Could you print every record below exactly as it appears?

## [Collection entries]
- - - - -
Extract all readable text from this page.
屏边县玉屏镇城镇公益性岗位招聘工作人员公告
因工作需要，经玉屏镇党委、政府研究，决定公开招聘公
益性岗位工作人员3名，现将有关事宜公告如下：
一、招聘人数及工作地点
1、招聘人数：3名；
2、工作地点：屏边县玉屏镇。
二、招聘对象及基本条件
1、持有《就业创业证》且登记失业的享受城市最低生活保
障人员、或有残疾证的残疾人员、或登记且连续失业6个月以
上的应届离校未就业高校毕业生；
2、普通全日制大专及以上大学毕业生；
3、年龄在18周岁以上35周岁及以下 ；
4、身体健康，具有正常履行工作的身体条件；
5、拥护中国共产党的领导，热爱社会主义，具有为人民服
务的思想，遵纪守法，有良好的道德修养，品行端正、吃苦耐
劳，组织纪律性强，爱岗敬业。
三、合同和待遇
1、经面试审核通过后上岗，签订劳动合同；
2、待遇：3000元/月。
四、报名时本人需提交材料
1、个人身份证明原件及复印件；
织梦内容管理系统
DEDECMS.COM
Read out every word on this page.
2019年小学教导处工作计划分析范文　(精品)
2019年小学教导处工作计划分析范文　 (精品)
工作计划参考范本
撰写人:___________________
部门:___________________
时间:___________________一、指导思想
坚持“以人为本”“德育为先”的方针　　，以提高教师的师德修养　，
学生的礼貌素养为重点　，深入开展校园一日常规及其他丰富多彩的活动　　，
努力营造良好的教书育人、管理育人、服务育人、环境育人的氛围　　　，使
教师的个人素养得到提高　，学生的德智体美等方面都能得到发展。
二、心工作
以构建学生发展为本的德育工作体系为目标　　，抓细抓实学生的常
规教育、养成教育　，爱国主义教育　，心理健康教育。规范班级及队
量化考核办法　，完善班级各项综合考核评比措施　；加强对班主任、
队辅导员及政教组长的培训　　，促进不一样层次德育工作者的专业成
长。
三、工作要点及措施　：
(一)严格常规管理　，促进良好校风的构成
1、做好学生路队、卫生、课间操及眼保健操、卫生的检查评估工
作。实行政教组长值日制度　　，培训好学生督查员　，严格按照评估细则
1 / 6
- - - - -
## [Response]
Extract all readable text from this page.
屏边县玉屏镇城镇公益性岗位招聘工作人员公告
因工作需要，经玉屏镇党委、政府研究，决定公开招聘公
益性岗位工作人员3名，现将有关事宜公告如下：
一、招聘人数及工作地点
1、招聘人数：3名；
2、工作地点：屏边县玉屏镇。
二、招聘对象及基本条件
1、持有《就业创业证》且登记失业的享受城市最低生活保
障人员、或有残疾证的残疾人员、或登记且连续失业6个月以
上的应届离校未就业高校毕业生；
2、普通全日制大专及以上大学毕业生；
3、年龄在18周岁以上35周岁及以下 ；
4、身体健康，具有正常履行工作的身体条件；
5、拥护中国共产党的领导，热爱社会主义，具有为人民服
务的思想，遵纪守法，有良好的道德修养，品行端正、吃苦耐
劳，组织纪律性强，爱岗敬业。
三、合同和待遇
1、经面试审核通过后上岗，签订劳动合同；
2、待遇：3000元/月。
四、报名时本人需提交材料
1、个人身份证明原件及复印件；
织梦内容管理系统
DEDECMS.COM
Read out every word on this page.
2019年小学教导处工作计划分析范文　(精品)
2019年小学教导处工作计划分析范文　 (精品)
工作计划参考范本
撰写人:___________________
部门:___________________
时间:___________________一、指导思想
坚持“以人为本”“德育为先”的方针　　，以提高教师的师德修养　，
学生的礼貌素养为重点　，深入开展校园一日常规及其他丰富多彩的活动　　，
努力营造良好的教书育人、管理育人、服务育人、环境育人的氛围　　　，使
教师的个人素养得到提高　，学生的德智体美等方面都能得到发展。
二、心工作
以构建学生发展为本的德育工作体系为目标　　，抓细抓实学生的常
规教育、养成教育　，爱国主义教育　，心理健康教育。规范班级及队
量化考核办法　，完善班级各项综合考核评比措施　；加强对班主任、
队辅导员及政教组长的培训　　，促进不一样层次德育工作者的专业成
长。
三、工作要点及措施　：
(一)严格常规管理　，促进良好校风的构成
1、做好学生路队、卫生、课间操及眼保健操、卫生的检查评估工
作。实行政教组长值日制度　　，培训好学生督查员　，严格按照评估细则
1 / 6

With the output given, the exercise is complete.